-- Exercise details --
Only a number is wanted: how many lines in the listing contain the word "frac"?

Extracted data entries:

☆ ☆ ☆

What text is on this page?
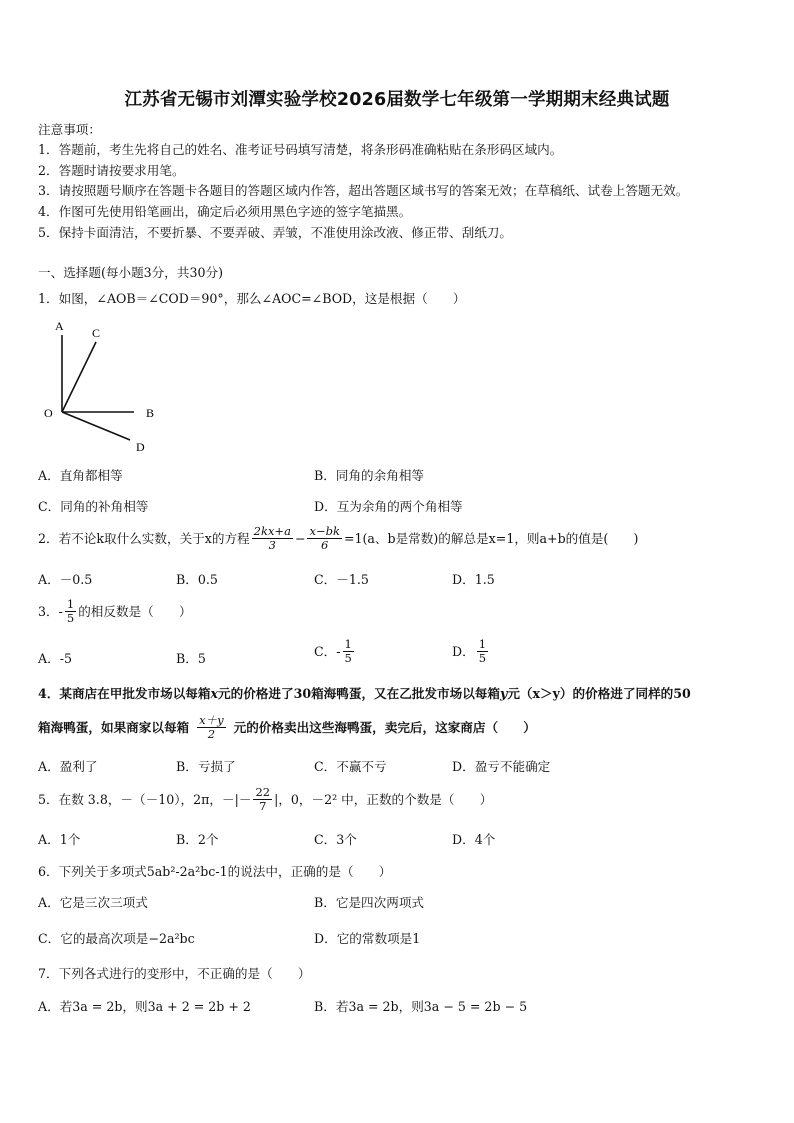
江苏省无锡市刘潭实验学校2026届数学七年级第一学期期末经典试题
注意事项：
1．答题前，考生先将自己的姓名、准考证号码填写清楚，将条形码准确粘贴在条形码区域内。
2．答题时请按要求用笔。
3．请按照题号顺序在答题卡各题目的答题区域内作答，超出答题区域书写的答案无效；在草稿纸、试卷上答题无效。
4．作图可先使用铅笔画出，确定后必须用黑色字迹的签字笔描黑。
5．保持卡面清洁，不要折暴、不要弄破、弄皱，不准使用涂改液、修正带、刮纸刀。
一、选择题(每小题3分，共30分)
1．如图，∠AOB＝∠COD＝90°，那么∠AOC=∠BOD，这是根据（　　）
A C
O	B
D
A．直角都相等	B．同角的余角相等
C．同角的补角相等	D．互为余角的两个角相等
2．若不论k取什么实数，关于x的方程 $\frac{2kx+a}{3} - \frac{x-bk}{6} =1$ (a、b是常数)的解总是x=1，则a+b的值是(　　)
A．－0.5	B．0.5	C．－1.5	D．1.5
3．- $\frac{1}{5}$ 的相反数是（　　）
A．-5	B．5	C．- $\frac{1}{5}$	D． $\frac{1}{5}$
4．某商店在甲批发市场以每箱x元的价格进了30箱海鸭蛋，又在乙批发市场以每箱y元（x＞y）的价格进了同样的50
箱海鸭蛋，如果商家以每箱 $\frac{x+y}{2}$ 元的价格卖出这些海鸭蛋，卖完后，这家商店（　　）
A．盈利了	B．亏损了	C．不赢不亏	D．盈亏不能确定
5．在数 3.8，－（－10），2π，－|－ $\frac{22}{7}$ |，0，－2² 中，正数的个数是（　　）
A．1个	B．2个	C．3个	D．4个
6．下列关于多项式5ab²-2a²bc-1的说法中，正确的是（　　）
A．它是三次三项式	B．它是四次两项式
C．它的最高次项是−2a²bc	D．它的常数项是1
7．下列各式进行的变形中，不正确的是（　　）
A．若3a = 2b，则3a + 2 = 2b + 2	B．若3a = 2b，则3a − 5 = 2b − 5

☆ ☆ ☆

-- Output --
5